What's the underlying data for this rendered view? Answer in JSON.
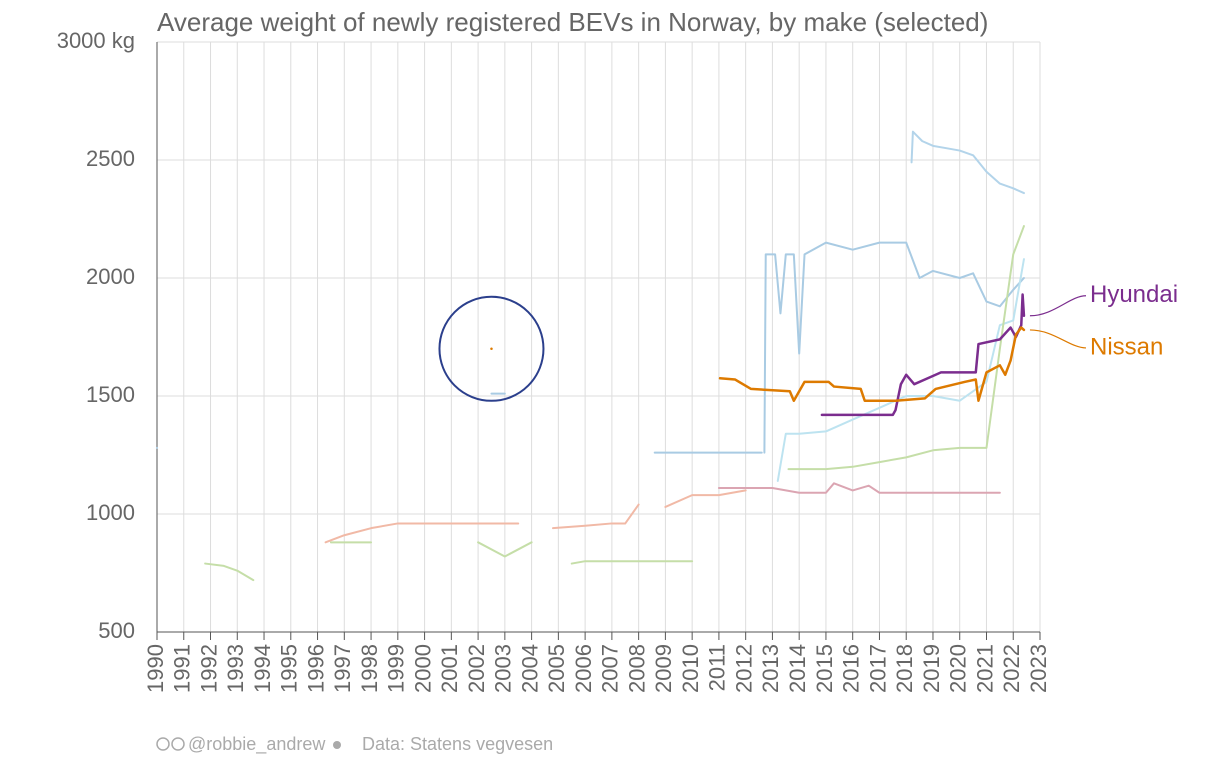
{
  "chart_data": {
    "type": "line",
    "title": "Average weight of newly registered BEVs in Norway, by make (selected)",
    "xlim": [
      1990,
      2023
    ],
    "xticks": [
      1990,
      1991,
      1992,
      1993,
      1994,
      1995,
      1996,
      1997,
      1998,
      1999,
      2000,
      2001,
      2002,
      2003,
      2004,
      2005,
      2006,
      2007,
      2008,
      2009,
      2010,
      2011,
      2012,
      2013,
      2014,
      2015,
      2016,
      2017,
      2018,
      2019,
      2020,
      2021,
      2022,
      2023
    ],
    "ylim": [
      500,
      3000
    ],
    "yticks": [
      500,
      1000,
      1500,
      2000,
      2500,
      {
        "value": 3000,
        "label": "3000 kg"
      }
    ],
    "grid": true,
    "series": [
      {
        "color": "#b3d4ea",
        "x": [
          2018.2,
          2018.25,
          2018.6,
          2019,
          2019.5,
          2020,
          2020.5,
          2021,
          2021.5,
          2022,
          2022.4
        ],
        "values": [
          2490,
          2620,
          2580,
          2560,
          2550,
          2540,
          2520,
          2450,
          2400,
          2380,
          2360
        ]
      },
      {
        "color": "#a9cbe3",
        "x": [
          2012.7,
          2012.75,
          2013.1,
          2013.3,
          2013.5,
          2013.8,
          2014,
          2014.2,
          2015,
          2016,
          2017,
          2018,
          2018.5,
          2019,
          2020,
          2020.5,
          2021,
          2021.5,
          2022,
          2022.4
        ],
        "values": [
          1260,
          2100,
          2100,
          1850,
          2100,
          2100,
          1680,
          2100,
          2150,
          2120,
          2150,
          2150,
          2000,
          2030,
          2000,
          2020,
          1900,
          1880,
          1950,
          2000
        ]
      },
      {
        "color": "#a9cbe3",
        "x": [
          1990,
          null,
          2002.5,
          2003,
          null,
          2008.6,
          2010,
          2012.6
        ],
        "values": [
          1280,
          null,
          1510,
          1510,
          null,
          1260,
          1260,
          1260
        ]
      },
      {
        "color": "#bde3f0",
        "x": [
          2013.2,
          2013.5,
          2014,
          2015,
          2016,
          2017,
          2018,
          2019,
          2020,
          2021,
          2021.5,
          2022,
          2022.4
        ],
        "values": [
          1140,
          1340,
          1340,
          1350,
          1400,
          1450,
          1500,
          1500,
          1480,
          1560,
          1800,
          1820,
          2080
        ]
      },
      {
        "color": "#c5dea8",
        "x": [
          1991.8,
          1992.5,
          1993,
          1993.6,
          null,
          1996.5,
          1997,
          1998,
          null,
          2002,
          2003,
          2004,
          null,
          2005.5,
          2006,
          2007,
          2008,
          2009,
          2010
        ],
        "values": [
          790,
          780,
          760,
          720,
          null,
          880,
          880,
          880,
          null,
          880,
          820,
          880,
          null,
          790,
          800,
          800,
          800,
          800,
          800
        ]
      },
      {
        "color": "#c5dea8",
        "x": [
          2013.6,
          2015,
          2016,
          2017,
          2018,
          2019,
          2020,
          2021,
          2021.5,
          2022,
          2022.4
        ],
        "values": [
          1190,
          1190,
          1200,
          1220,
          1240,
          1270,
          1280,
          1280,
          1700,
          2100,
          2220
        ]
      },
      {
        "color": "#f1b9a6",
        "x": [
          1996.3,
          1997,
          1998,
          1999,
          2000,
          2003,
          2003.5,
          null,
          2004.8,
          2006,
          2007,
          2007.5,
          2008,
          null,
          2009,
          2010,
          2011,
          2012
        ],
        "values": [
          880,
          910,
          940,
          960,
          960,
          960,
          960,
          null,
          940,
          950,
          960,
          960,
          1040,
          null,
          1030,
          1080,
          1080,
          1100
        ]
      },
      {
        "color": "#dba5b2",
        "x": [
          2011,
          2013,
          2014,
          2015,
          2015.3,
          2016,
          2016.6,
          2017,
          2018,
          2019,
          2020,
          2021,
          2021.5
        ],
        "values": [
          1110,
          1110,
          1090,
          1090,
          1130,
          1100,
          1120,
          1090,
          1090,
          1090,
          1090,
          1090,
          1090
        ]
      },
      {
        "name": "Hyundai",
        "color": "#7b2d8e",
        "x": [
          2014.85,
          2017.5,
          2017.6,
          2017.8,
          2018,
          2018.3,
          2018.9,
          2019.3,
          2020.6,
          2020.7,
          2021.5,
          2021.9,
          2022.1,
          2022.3,
          2022.35,
          2022.4
        ],
        "values": [
          1420,
          1420,
          1440,
          1550,
          1590,
          1550,
          1580,
          1600,
          1600,
          1720,
          1740,
          1790,
          1750,
          1800,
          1930,
          1840
        ]
      },
      {
        "name": "Nissan",
        "color": "#dd7a00",
        "x": [
          2002.5,
          null,
          2011.04,
          2011.6,
          2012.2,
          2013.65,
          2013.8,
          2014.2,
          2015.1,
          2015.3,
          2016.3,
          2016.45,
          2017.6,
          2018.7,
          2019.1,
          2020.2,
          2020.6,
          2020.7,
          2021,
          2021.5,
          2021.7,
          2021.9,
          2022.1,
          2022.3,
          2022.4
        ],
        "values": [
          1700,
          null,
          1575,
          1570,
          1530,
          1520,
          1480,
          1560,
          1560,
          1540,
          1530,
          1480,
          1480,
          1490,
          1530,
          1560,
          1570,
          1480,
          1600,
          1630,
          1590,
          1650,
          1760,
          1790,
          1780
        ]
      }
    ],
    "credit": "@robbie_andrew",
    "source": "Data: Statens vegvesen"
  }
}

———

# WHAT NEEDS TO BE DONE
Using the material above, set down every line exactly, but skip the pictures.

# EXERCISE SOLUTION
What's the underlying data for this rendered view? Answer in JSON.
{
  "chart_data": {
    "type": "line",
    "title": "Average weight of newly registered BEVs in Norway, by make (selected)",
    "xlim": [
      1990,
      2023
    ],
    "xticks": [
      1990,
      1991,
      1992,
      1993,
      1994,
      1995,
      1996,
      1997,
      1998,
      1999,
      2000,
      2001,
      2002,
      2003,
      2004,
      2005,
      2006,
      2007,
      2008,
      2009,
      2010,
      2011,
      2012,
      2013,
      2014,
      2015,
      2016,
      2017,
      2018,
      2019,
      2020,
      2021,
      2022,
      2023
    ],
    "ylim": [
      500,
      3000
    ],
    "yticks": [
      500,
      1000,
      1500,
      2000,
      2500,
      {
        "value": 3000,
        "label": "3000 kg"
      }
    ],
    "grid": true,
    "series": [
      {
        "color": "#b3d4ea",
        "x": [
          2018.2,
          2018.25,
          2018.6,
          2019,
          2019.5,
          2020,
          2020.5,
          2021,
          2021.5,
          2022,
          2022.4
        ],
        "values": [
          2490,
          2620,
          2580,
          2560,
          2550,
          2540,
          2520,
          2450,
          2400,
          2380,
          2360
        ]
      },
      {
        "color": "#a9cbe3",
        "x": [
          2012.7,
          2012.75,
          2013.1,
          2013.3,
          2013.5,
          2013.8,
          2014,
          2014.2,
          2015,
          2016,
          2017,
          2018,
          2018.5,
          2019,
          2020,
          2020.5,
          2021,
          2021.5,
          2022,
          2022.4
        ],
        "values": [
          1260,
          2100,
          2100,
          1850,
          2100,
          2100,
          1680,
          2100,
          2150,
          2120,
          2150,
          2150,
          2000,
          2030,
          2000,
          2020,
          1900,
          1880,
          1950,
          2000
        ]
      },
      {
        "color": "#a9cbe3",
        "x": [
          1990,
          null,
          2002.5,
          2003,
          null,
          2008.6,
          2010,
          2012.6
        ],
        "values": [
          1280,
          null,
          1510,
          1510,
          null,
          1260,
          1260,
          1260
        ]
      },
      {
        "color": "#bde3f0",
        "x": [
          2013.2,
          2013.5,
          2014,
          2015,
          2016,
          2017,
          2018,
          2019,
          2020,
          2021,
          2021.5,
          2022,
          2022.4
        ],
        "values": [
          1140,
          1340,
          1340,
          1350,
          1400,
          1450,
          1500,
          1500,
          1480,
          1560,
          1800,
          1820,
          2080
        ]
      },
      {
        "color": "#c5dea8",
        "x": [
          1991.8,
          1992.5,
          1993,
          1993.6,
          null,
          1996.5,
          1997,
          1998,
          null,
          2002,
          2003,
          2004,
          null,
          2005.5,
          2006,
          2007,
          2008,
          2009,
          2010
        ],
        "values": [
          790,
          780,
          760,
          720,
          null,
          880,
          880,
          880,
          null,
          880,
          820,
          880,
          null,
          790,
          800,
          800,
          800,
          800,
          800
        ]
      },
      {
        "color": "#c5dea8",
        "x": [
          2013.6,
          2015,
          2016,
          2017,
          2018,
          2019,
          2020,
          2021,
          2021.5,
          2022,
          2022.4
        ],
        "values": [
          1190,
          1190,
          1200,
          1220,
          1240,
          1270,
          1280,
          1280,
          1700,
          2100,
          2220
        ]
      },
      {
        "color": "#f1b9a6",
        "x": [
          1996.3,
          1997,
          1998,
          1999,
          2000,
          2003,
          2003.5,
          null,
          2004.8,
          2006,
          2007,
          2007.5,
          2008,
          null,
          2009,
          2010,
          2011,
          2012
        ],
        "values": [
          880,
          910,
          940,
          960,
          960,
          960,
          960,
          null,
          940,
          950,
          960,
          960,
          1040,
          null,
          1030,
          1080,
          1080,
          1100
        ]
      },
      {
        "color": "#dba5b2",
        "x": [
          2011,
          2013,
          2014,
          2015,
          2015.3,
          2016,
          2016.6,
          2017,
          2018,
          2019,
          2020,
          2021,
          2021.5
        ],
        "values": [
          1110,
          1110,
          1090,
          1090,
          1130,
          1100,
          1120,
          1090,
          1090,
          1090,
          1090,
          1090,
          1090
        ]
      },
      {
        "name": "Hyundai",
        "color": "#7b2d8e",
        "x": [
          2014.85,
          2017.5,
          2017.6,
          2017.8,
          2018,
          2018.3,
          2018.9,
          2019.3,
          2020.6,
          2020.7,
          2021.5,
          2021.9,
          2022.1,
          2022.3,
          2022.35,
          2022.4
        ],
        "values": [
          1420,
          1420,
          1440,
          1550,
          1590,
          1550,
          1580,
          1600,
          1600,
          1720,
          1740,
          1790,
          1750,
          1800,
          1930,
          1840
        ]
      },
      {
        "name": "Nissan",
        "color": "#dd7a00",
        "x": [
          2002.5,
          null,
          2011.04,
          2011.6,
          2012.2,
          2013.65,
          2013.8,
          2014.2,
          2015.1,
          2015.3,
          2016.3,
          2016.45,
          2017.6,
          2018.7,
          2019.1,
          2020.2,
          2020.6,
          2020.7,
          2021,
          2021.5,
          2021.7,
          2021.9,
          2022.1,
          2022.3,
          2022.4
        ],
        "values": [
          1700,
          null,
          1575,
          1570,
          1530,
          1520,
          1480,
          1560,
          1560,
          1540,
          1530,
          1480,
          1480,
          1490,
          1530,
          1560,
          1570,
          1480,
          1600,
          1630,
          1590,
          1650,
          1760,
          1790,
          1780
        ]
      }
    ],
    "credit": "@robbie_andrew",
    "source": "Data: Statens vegvesen"
  }
}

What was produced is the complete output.